**DESCRIPTION OF THE TASK**
Each of the entries should be retyped precisely as it appears.

Stored data entries:
=-=-=-=-=

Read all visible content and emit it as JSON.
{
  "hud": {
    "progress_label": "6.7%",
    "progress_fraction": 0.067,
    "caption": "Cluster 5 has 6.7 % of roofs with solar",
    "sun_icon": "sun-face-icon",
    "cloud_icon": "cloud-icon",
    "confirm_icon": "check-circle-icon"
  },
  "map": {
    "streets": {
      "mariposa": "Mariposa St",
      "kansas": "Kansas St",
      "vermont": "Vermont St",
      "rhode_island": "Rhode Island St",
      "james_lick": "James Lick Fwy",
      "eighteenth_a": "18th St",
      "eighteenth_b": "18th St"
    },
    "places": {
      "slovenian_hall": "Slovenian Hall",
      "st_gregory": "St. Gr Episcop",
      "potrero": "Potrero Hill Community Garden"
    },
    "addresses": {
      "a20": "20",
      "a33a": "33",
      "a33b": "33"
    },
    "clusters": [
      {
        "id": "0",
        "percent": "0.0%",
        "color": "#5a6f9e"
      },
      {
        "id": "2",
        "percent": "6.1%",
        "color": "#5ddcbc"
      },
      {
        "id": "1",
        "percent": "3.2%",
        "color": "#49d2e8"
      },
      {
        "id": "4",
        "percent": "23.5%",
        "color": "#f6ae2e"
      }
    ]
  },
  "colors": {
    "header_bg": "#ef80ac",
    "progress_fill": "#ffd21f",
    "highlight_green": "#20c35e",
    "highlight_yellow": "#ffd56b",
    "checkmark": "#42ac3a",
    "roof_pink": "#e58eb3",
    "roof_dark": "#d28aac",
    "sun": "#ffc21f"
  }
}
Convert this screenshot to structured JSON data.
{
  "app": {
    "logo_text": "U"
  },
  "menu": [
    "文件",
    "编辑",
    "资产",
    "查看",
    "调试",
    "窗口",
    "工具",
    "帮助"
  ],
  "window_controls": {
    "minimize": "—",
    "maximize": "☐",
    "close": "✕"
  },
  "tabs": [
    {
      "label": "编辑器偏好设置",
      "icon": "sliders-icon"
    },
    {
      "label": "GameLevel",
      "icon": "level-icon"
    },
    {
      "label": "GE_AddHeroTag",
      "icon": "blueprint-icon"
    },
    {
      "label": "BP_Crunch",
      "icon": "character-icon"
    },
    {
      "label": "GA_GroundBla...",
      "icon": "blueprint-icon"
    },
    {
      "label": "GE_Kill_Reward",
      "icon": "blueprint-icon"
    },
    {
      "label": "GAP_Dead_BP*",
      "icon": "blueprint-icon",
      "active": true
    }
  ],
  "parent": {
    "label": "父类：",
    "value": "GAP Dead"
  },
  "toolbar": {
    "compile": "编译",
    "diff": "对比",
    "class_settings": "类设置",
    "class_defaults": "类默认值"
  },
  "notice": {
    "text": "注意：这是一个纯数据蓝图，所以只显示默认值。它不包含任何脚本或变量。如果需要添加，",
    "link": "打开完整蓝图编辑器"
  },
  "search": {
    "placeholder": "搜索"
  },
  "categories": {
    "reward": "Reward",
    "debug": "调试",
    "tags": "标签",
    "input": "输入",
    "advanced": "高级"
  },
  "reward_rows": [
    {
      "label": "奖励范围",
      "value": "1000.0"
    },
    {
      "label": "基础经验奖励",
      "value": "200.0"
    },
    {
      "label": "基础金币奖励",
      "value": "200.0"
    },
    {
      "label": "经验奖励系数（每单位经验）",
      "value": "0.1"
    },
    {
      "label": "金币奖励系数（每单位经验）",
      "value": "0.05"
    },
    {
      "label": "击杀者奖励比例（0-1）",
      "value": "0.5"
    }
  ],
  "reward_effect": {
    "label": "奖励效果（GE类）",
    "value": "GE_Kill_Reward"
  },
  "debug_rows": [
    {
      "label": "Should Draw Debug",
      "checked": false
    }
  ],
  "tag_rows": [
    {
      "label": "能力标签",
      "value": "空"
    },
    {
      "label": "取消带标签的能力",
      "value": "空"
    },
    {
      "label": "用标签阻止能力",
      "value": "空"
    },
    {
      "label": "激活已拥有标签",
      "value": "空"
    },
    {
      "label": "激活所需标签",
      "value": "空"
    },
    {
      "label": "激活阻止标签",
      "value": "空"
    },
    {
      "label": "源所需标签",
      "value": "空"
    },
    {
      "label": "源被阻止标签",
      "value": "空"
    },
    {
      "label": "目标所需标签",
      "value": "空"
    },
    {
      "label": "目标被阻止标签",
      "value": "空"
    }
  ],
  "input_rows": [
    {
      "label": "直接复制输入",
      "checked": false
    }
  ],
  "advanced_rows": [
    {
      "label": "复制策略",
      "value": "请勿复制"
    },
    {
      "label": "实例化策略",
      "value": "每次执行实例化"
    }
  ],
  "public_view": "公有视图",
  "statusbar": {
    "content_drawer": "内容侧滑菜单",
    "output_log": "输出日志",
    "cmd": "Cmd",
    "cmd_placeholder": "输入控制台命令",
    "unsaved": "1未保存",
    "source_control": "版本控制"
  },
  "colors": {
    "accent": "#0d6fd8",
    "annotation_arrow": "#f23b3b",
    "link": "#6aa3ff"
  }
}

=-=-=-=-=

**RESULT OF THIS EXERCISE**
Read all visible content and emit it as JSON.
{
  "hud": {
    "progress_label": "6.7%",
    "progress_fraction": 0.067,
    "caption": "Cluster 5 has 6.7 % of roofs with solar",
    "sun_icon": "sun-face-icon",
    "cloud_icon": "cloud-icon",
    "confirm_icon": "check-circle-icon"
  },
  "map": {
    "streets": {
      "mariposa": "Mariposa St",
      "kansas": "Kansas St",
      "vermont": "Vermont St",
      "rhode_island": "Rhode Island St",
      "james_lick": "James Lick Fwy",
      "eighteenth_a": "18th St",
      "eighteenth_b": "18th St"
    },
    "places": {
      "slovenian_hall": "Slovenian Hall",
      "st_gregory": "St. Gr Episcop",
      "potrero": "Potrero Hill Community Garden"
    },
    "addresses": {
      "a20": "20",
      "a33a": "33",
      "a33b": "33"
    },
    "clusters": [
      {
        "id": "0",
        "percent": "0.0%",
        "color": "#5a6f9e"
      },
      {
        "id": "2",
        "percent": "6.1%",
        "color": "#5ddcbc"
      },
      {
        "id": "1",
        "percent": "3.2%",
        "color": "#49d2e8"
      },
      {
        "id": "4",
        "percent": "23.5%",
        "color": "#f6ae2e"
      }
    ]
  },
  "colors": {
    "header_bg": "#ef80ac",
    "progress_fill": "#ffd21f",
    "highlight_green": "#20c35e",
    "highlight_yellow": "#ffd56b",
    "checkmark": "#42ac3a",
    "roof_pink": "#e58eb3",
    "roof_dark": "#d28aac",
    "sun": "#ffc21f"
  }
}
Convert this screenshot to structured JSON data.
{
  "app": {
    "logo_text": "U"
  },
  "menu": [
    "文件",
    "编辑",
    "资产",
    "查看",
    "调试",
    "窗口",
    "工具",
    "帮助"
  ],
  "window_controls": {
    "minimize": "—",
    "maximize": "☐",
    "close": "✕"
  },
  "tabs": [
    {
      "label": "编辑器偏好设置",
      "icon": "sliders-icon"
    },
    {
      "label": "GameLevel",
      "icon": "level-icon"
    },
    {
      "label": "GE_AddHeroTag",
      "icon": "blueprint-icon"
    },
    {
      "label": "BP_Crunch",
      "icon": "character-icon"
    },
    {
      "label": "GA_GroundBla...",
      "icon": "blueprint-icon"
    },
    {
      "label": "GE_Kill_Reward",
      "icon": "blueprint-icon"
    },
    {
      "label": "GAP_Dead_BP*",
      "icon": "blueprint-icon",
      "active": true
    }
  ],
  "parent": {
    "label": "父类：",
    "value": "GAP Dead"
  },
  "toolbar": {
    "compile": "编译",
    "diff": "对比",
    "class_settings": "类设置",
    "class_defaults": "类默认值"
  },
  "notice": {
    "text": "注意：这是一个纯数据蓝图，所以只显示默认值。它不包含任何脚本或变量。如果需要添加，",
    "link": "打开完整蓝图编辑器"
  },
  "search": {
    "placeholder": "搜索"
  },
  "categories": {
    "reward": "Reward",
    "debug": "调试",
    "tags": "标签",
    "input": "输入",
    "advanced": "高级"
  },
  "reward_rows": [
    {
      "label": "奖励范围",
      "value": "1000.0"
    },
    {
      "label": "基础经验奖励",
      "value": "200.0"
    },
    {
      "label": "基础金币奖励",
      "value": "200.0"
    },
    {
      "label": "经验奖励系数（每单位经验）",
      "value": "0.1"
    },
    {
      "label": "金币奖励系数（每单位经验）",
      "value": "0.05"
    },
    {
      "label": "击杀者奖励比例（0-1）",
      "value": "0.5"
    }
  ],
  "reward_effect": {
    "label": "奖励效果（GE类）",
    "value": "GE_Kill_Reward"
  },
  "debug_rows": [
    {
      "label": "Should Draw Debug",
      "checked": false
    }
  ],
  "tag_rows": [
    {
      "label": "能力标签",
      "value": "空"
    },
    {
      "label": "取消带标签的能力",
      "value": "空"
    },
    {
      "label": "用标签阻止能力",
      "value": "空"
    },
    {
      "label": "激活已拥有标签",
      "value": "空"
    },
    {
      "label": "激活所需标签",
      "value": "空"
    },
    {
      "label": "激活阻止标签",
      "value": "空"
    },
    {
      "label": "源所需标签",
      "value": "空"
    },
    {
      "label": "源被阻止标签",
      "value": "空"
    },
    {
      "label": "目标所需标签",
      "value": "空"
    },
    {
      "label": "目标被阻止标签",
      "value": "空"
    }
  ],
  "input_rows": [
    {
      "label": "直接复制输入",
      "checked": false
    }
  ],
  "advanced_rows": [
    {
      "label": "复制策略",
      "value": "请勿复制"
    },
    {
      "label": "实例化策略",
      "value": "每次执行实例化"
    }
  ],
  "public_view": "公有视图",
  "statusbar": {
    "content_drawer": "内容侧滑菜单",
    "output_log": "输出日志",
    "cmd": "Cmd",
    "cmd_placeholder": "输入控制台命令",
    "unsaved": "1未保存",
    "source_control": "版本控制"
  },
  "colors": {
    "accent": "#0d6fd8",
    "annotation_arrow": "#f23b3b",
    "link": "#6aa3ff"
  }
}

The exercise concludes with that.